> **Dataset entries**
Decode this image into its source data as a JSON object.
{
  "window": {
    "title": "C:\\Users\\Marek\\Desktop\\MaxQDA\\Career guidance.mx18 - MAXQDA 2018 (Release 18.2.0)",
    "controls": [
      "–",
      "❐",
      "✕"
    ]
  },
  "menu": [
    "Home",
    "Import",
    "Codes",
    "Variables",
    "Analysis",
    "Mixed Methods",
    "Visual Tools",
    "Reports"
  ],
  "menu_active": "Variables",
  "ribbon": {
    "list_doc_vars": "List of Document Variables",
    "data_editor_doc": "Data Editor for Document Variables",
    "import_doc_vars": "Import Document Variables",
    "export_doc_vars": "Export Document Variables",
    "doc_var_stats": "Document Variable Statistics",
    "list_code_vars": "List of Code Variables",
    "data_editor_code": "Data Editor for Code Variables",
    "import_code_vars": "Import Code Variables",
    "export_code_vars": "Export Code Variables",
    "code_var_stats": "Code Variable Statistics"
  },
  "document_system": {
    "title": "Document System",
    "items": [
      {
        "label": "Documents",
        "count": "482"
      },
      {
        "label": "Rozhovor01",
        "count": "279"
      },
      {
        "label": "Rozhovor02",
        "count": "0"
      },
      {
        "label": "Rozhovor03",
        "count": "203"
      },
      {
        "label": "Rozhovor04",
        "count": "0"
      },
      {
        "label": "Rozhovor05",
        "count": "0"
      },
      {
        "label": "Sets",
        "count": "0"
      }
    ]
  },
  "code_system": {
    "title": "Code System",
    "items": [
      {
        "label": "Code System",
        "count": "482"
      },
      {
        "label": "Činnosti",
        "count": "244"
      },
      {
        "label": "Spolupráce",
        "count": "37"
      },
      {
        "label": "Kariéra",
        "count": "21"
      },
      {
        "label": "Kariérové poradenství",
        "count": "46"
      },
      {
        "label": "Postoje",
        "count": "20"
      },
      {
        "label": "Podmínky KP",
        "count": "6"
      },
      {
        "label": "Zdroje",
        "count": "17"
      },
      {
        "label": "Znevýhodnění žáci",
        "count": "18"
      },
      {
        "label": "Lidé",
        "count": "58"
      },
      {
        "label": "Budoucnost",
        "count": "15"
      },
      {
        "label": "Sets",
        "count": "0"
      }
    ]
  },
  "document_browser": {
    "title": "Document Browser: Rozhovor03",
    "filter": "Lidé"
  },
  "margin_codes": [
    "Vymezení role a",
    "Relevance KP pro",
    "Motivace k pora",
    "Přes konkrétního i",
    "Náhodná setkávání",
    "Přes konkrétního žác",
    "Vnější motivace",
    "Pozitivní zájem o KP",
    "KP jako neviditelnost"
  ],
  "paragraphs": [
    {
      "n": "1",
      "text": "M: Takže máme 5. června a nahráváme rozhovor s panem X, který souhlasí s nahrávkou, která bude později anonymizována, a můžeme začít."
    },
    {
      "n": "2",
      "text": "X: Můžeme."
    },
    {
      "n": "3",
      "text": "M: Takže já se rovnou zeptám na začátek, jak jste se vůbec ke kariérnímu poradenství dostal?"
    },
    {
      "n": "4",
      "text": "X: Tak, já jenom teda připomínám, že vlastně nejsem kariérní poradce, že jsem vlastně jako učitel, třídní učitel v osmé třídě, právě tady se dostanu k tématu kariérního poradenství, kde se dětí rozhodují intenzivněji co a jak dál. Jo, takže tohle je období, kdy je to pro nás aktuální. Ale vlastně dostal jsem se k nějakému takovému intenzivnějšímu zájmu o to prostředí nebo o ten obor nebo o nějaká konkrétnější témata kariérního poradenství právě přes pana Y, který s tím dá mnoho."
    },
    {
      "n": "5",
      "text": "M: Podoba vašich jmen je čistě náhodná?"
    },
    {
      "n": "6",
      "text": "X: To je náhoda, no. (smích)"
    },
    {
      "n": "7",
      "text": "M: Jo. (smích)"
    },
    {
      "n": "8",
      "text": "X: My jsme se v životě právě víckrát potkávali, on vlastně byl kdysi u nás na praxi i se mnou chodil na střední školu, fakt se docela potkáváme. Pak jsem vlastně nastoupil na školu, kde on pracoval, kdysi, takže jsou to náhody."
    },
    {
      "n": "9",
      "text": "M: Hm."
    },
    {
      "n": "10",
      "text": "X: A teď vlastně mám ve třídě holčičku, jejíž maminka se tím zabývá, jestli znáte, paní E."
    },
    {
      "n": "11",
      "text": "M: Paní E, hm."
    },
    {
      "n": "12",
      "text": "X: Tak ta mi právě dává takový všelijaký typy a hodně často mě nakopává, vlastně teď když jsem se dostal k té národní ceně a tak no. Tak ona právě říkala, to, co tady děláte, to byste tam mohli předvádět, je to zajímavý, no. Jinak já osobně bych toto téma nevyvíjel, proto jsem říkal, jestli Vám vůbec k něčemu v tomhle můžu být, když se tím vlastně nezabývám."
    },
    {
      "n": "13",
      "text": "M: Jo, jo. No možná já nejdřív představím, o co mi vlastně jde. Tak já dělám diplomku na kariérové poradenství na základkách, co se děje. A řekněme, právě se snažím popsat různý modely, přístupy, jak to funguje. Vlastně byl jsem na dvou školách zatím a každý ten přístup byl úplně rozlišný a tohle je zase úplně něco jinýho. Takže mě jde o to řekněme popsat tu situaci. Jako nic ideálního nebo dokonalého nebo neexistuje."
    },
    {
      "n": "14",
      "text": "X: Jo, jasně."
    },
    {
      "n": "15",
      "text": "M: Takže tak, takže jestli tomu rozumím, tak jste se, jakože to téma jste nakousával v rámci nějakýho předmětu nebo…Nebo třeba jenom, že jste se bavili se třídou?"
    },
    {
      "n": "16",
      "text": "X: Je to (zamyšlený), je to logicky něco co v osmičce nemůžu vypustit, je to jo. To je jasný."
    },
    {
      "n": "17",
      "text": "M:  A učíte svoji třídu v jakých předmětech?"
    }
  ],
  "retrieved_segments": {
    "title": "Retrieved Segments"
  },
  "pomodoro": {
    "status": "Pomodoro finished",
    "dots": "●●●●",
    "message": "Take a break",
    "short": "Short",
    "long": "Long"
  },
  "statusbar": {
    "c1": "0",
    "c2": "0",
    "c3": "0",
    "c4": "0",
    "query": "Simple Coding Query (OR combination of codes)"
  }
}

> **What is expected**
Sift the material for lines with the string "třídě". Copy each one found.

> **Solved exercise**
      "text": "X: Tak, já jenom teda připomínám, že vlastně nejsem kariérní poradce, že jsem vlastně jako učitel, třídní učitel v osmé třídě, právě tady se dostanu k tématu kariérního poradenství, kde se dětí rozhodují intenzivněji co a jak dál. Jo, takže tohle je období, kdy je to pro nás aktuální. Ale vlastně dostal jsem se k nějakému takovému intenzivnějšímu zájmu o to prostředí nebo o ten obor nebo o nějaká konkrétnější témata kariérního poradenství právě přes pana Y, který s tím dá mnoho."
      "text": "X: A teď vlastně mám ve třídě holčičku, jejíž maminka se tím zabývá, jestli znáte, paní E."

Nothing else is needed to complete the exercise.